WHAT YOU HAVE TO DO:
Copy out every line of the records where the string "page" occurs.

ENTRIES SUPPLIED:
---*---
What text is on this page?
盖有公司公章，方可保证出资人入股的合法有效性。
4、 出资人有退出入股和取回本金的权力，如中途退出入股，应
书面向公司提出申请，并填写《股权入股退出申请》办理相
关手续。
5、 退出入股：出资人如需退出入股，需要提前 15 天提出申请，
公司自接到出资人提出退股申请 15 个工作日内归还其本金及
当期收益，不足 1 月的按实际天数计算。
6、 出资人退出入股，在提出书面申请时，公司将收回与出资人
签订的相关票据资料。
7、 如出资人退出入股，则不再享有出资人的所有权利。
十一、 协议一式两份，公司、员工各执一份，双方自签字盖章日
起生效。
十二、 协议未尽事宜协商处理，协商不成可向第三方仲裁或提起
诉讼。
---*---
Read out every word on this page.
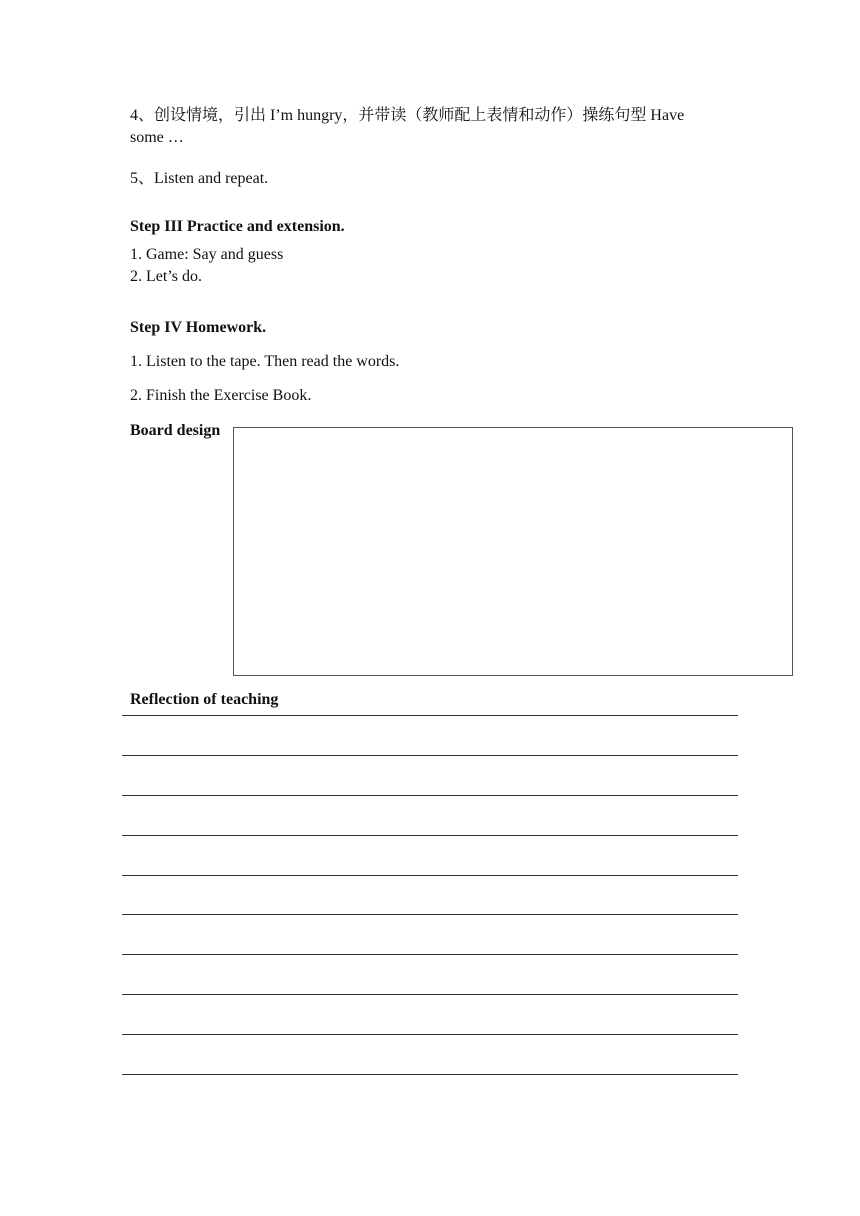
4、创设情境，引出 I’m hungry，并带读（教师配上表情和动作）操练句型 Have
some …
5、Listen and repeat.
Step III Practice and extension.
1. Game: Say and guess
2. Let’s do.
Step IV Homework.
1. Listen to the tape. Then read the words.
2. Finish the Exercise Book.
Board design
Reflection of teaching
---*---
PROBLEM SOLUTION:
What text is on this page?
Read out every word on this page.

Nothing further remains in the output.